• **Page extract**:
# # #
Their study showed that zeta potential rather than nanoparticle size played a more
important role in determining the particle diffusivity, whereas this importance was
less pronounced when the value was less negative than -10 mV. Zhan and co-worker [11]
investigated the impact of tumour tissue permeability on convection-enhanced delivery
based on a 3D realistic brain tumour model. The hydraulic environment was more friendly
for drug transport in permeable tumours. Tissue permeability and blood pressure were
more critical for delivery outcomes than brain ventricular permeability.
Perivilli and colleagues [12] conducted a design of experiments-analysis to evaluate
the individual and cross-influence of multiple factors on the hydrodynamics in paddle
apparatus. The impeller offset was found to be the dominating parameter that can affect
overall fluid flow. In contrast, the rest parameters including the distance between
vessel and impeller bottom surface, vessel dimension and impeller rotating speed had
limited impact, which was mainly restricted at locations near the vessel wall.
Remarks
Multiphysics simulation has been widely applied in drug development and drug delivery.
In addition to the applications discussed in this collection, it has shed light on
a variety of delivery means and disease treatments, drug formulation design, and drug
fabrication and testing. As an open platform, a mathematical model allows being tailored
to couple multiple physical, chemical and biological processes that are involved in
a single drug delivery and/or development activity. This opens a cost-effective avenue
for exploring the underlying mechanisms and enables utilising realistic patient information,
which will facilitate the development of personalised, precise treatment.
Models are developed at different scales. Dividing the entire biological system like
the human body into multiple compartments, pharmacokinetics (PK) models can fast predict
the time course of drug concentration and analyse the drug-drug interactions, drug-tissue
interactions and drug exchange between compartments. The combination with pharmacodynamics
(PD) models further enable describing the response of the studied system to drugs.
# # #
• **Information given**:
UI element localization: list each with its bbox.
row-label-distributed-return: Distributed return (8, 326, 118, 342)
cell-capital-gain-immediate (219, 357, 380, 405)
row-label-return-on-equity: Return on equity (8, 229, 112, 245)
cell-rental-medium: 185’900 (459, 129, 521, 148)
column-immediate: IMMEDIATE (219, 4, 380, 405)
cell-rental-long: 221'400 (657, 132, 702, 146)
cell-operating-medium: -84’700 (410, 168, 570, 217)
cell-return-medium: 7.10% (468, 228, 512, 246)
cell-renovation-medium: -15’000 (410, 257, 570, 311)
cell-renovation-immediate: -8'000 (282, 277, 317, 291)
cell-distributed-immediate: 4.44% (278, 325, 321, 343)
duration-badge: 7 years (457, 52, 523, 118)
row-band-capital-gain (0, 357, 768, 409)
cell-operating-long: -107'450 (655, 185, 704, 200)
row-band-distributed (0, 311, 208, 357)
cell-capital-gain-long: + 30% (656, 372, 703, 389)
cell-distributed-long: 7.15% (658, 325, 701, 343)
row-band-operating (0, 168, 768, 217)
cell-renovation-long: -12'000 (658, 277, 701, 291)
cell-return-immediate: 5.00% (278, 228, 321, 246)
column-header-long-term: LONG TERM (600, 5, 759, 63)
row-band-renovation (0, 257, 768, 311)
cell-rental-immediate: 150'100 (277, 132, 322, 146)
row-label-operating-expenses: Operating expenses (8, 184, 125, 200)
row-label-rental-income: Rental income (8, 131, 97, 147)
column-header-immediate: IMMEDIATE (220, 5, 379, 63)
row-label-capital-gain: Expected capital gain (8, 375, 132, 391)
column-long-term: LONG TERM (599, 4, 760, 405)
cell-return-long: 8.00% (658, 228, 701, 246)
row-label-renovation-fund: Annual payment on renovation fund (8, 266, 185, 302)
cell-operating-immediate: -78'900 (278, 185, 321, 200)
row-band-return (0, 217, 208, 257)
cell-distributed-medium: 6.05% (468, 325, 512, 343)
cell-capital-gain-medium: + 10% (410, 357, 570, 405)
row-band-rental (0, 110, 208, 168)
# # #
• **Work instructions**:
1. The passage on multiphysics simulation in drug delivery names several parameters of the paddle apparatus that had only limited impact on fluid flow. List all of them.
2. Write the next few sentences of the passage on multiphysics simulation in drug delivery, picking up after its last sentence.

• **Per-task answers**:
1.
- the distance between vessel and impeller bottom surface
- vessel dimension
- impeller rotating speed

2.
Given these advantages, PK/PD models have been seen significant adoption to optimise
dose and regimen [13], develop effective drugs [14], scale laboratory experiments
to clinical trials [15], and explore and examine the physiological barriers in drug
delivery [16], particularly the delivery to the central nervous system [17, 18]. Unlike
PK/PD models, transport-based models are able to accommodate the realistic geometry
of the entire tissue or tissue microstructure for outputting both the temporal drug
concentration and spatial distribution. This feature makes the transport-based model
suitable for considering the heterogeneous and/or anisotropic intra-tissue environments
[19]. However, studies using these models usually concentrate on a single tissue,
while the rest of the body would be ignored or simplified. A cross-scale model coupling
the transport-based model with PK/PD model would help to overcome this limitation.
Moreover, molecular dynamics is now attracting more attention in drug development.
As an assumption-free approach, it provides an effective means to observe the interactions
of drug molecules and biomolecules [20]. However, its computational domain and simulation
time window are usually limited. Importantly, the predictive ability and application
of the models must be validated in advance to ensure quality [21].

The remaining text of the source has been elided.